# Data for this task:

________________________

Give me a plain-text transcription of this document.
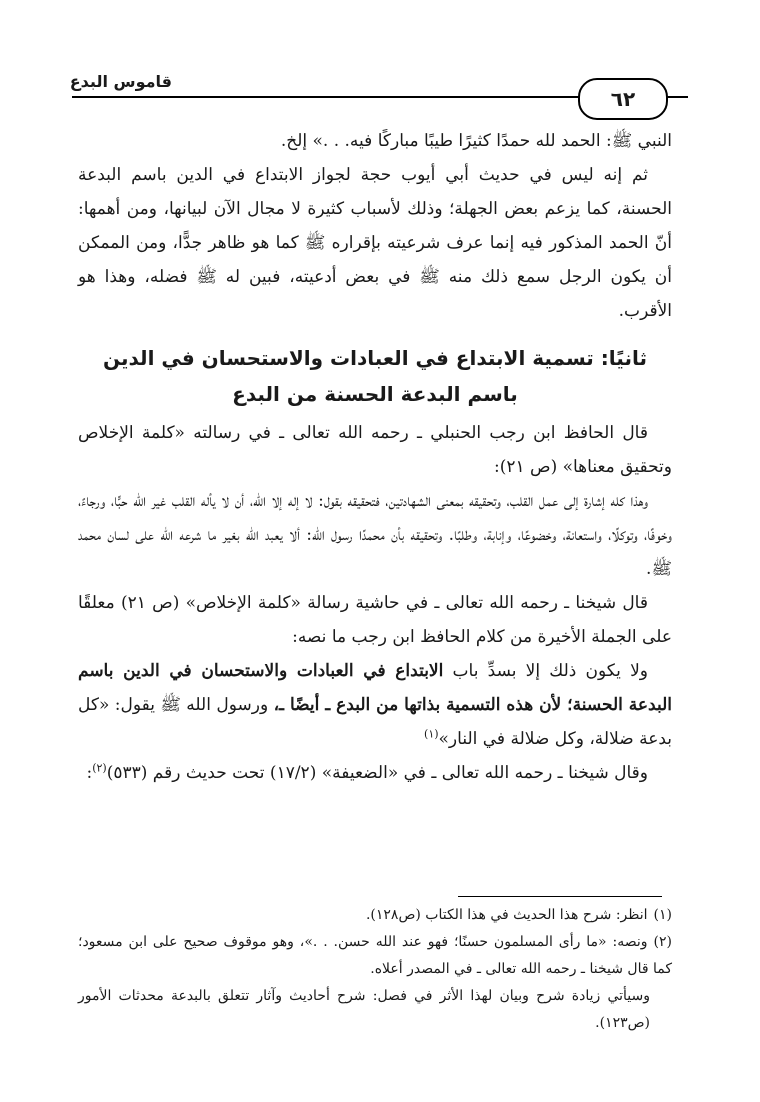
قاموس البدع
٦٢

النبي ﷺ: الحمد لله حمدًا كثيرًا طيبًا مباركًا فيه. . .» إلخ.

ثم إنه ليس في حديث أبي أيوب حجة لجواز الابتداع في الدين باسم البدعة الحسنة، كما يزعم بعض الجهلة؛ وذلك لأسباب كثيرة لا مجال الآن لبيانها، ومن أهمها: أنّ الحمد المذكور فيه إنما عرف شرعيته بإقراره ﷺ كما هو ظاهر جدًّا، ومن الممكن أن يكون الرجل سمع ذلك منه ﷺ في بعض أدعيته، فبين له ﷺ فضله، وهذا هو الأقرب.

ثانيًا: تسمية الابتداع في العبادات والاستحسان في الدين
باسم البدعة الحسنة من البدع

قال الحافظ ابن رجب الحنبلي ـ رحمه الله تعالى ـ في رسالته «كلمة الإخلاص وتحقيق معناها» (ص ٢١):

وهذا كله إشارة إلى عمل القلب، وتحقيقه بمعنى الشهادتين، فتحقيقه بقول: لا إله إلا الله، أن لا يأله القلب غير الله حبًّا، ورجاءً، وخوفًا، وتوكلًا، واستعانة، وخضوعًا، وإنابة، وطلبًا. وتحقيقه بأن محمدًا رسول الله: ألا يعبد الله بغير ما شرعه الله على لسان محمد ﷺ.

قال شيخنا ـ رحمه الله تعالى ـ في حاشية رسالة «كلمة الإخلاص» (ص ٢١) معلقًا على الجملة الأخيرة من كلام الحافظ ابن رجب ما نصه:

ولا يكون ذلك إلا بسدِّ باب الابتداع في العبادات والاستحسان في الدين باسم البدعة الحسنة؛ لأن هذه التسمية بذاتها من البدع ـ أيضًا ـ، ورسول الله ﷺ يقول: «كل بدعة ضلالة، وكل ضلالة في النار»$^{(١)}$

وقال شيخنا ـ رحمه الله تعالى ـ في «الضعيفة» (١٧/٢) تحت حديث رقم (٥٣٣)$^{(٢)}$:

(١)انظر: شرح هذا الحديث في هذا الكتاب (ص١٢٨).

(٢)ونصه: «ما رأى المسلمون حسنًا؛ فهو عند الله حسن. . .»، وهو موقوف صحيح على ابن مسعود؛ كما قال شيخنا ـ رحمه الله تعالى ـ في المصدر أعلاه.

وسيأتي زيادة شرح وبيان لهذا الأثر في فصل: شرح أحاديث وآثار تتعلق بالبدعة محدثات الأمور (ص١٢٣).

________________________

# What you need to do:
What is the number of lines that contain "الإخلاص"? Reply with that number alone.

# Result of the exercise:
2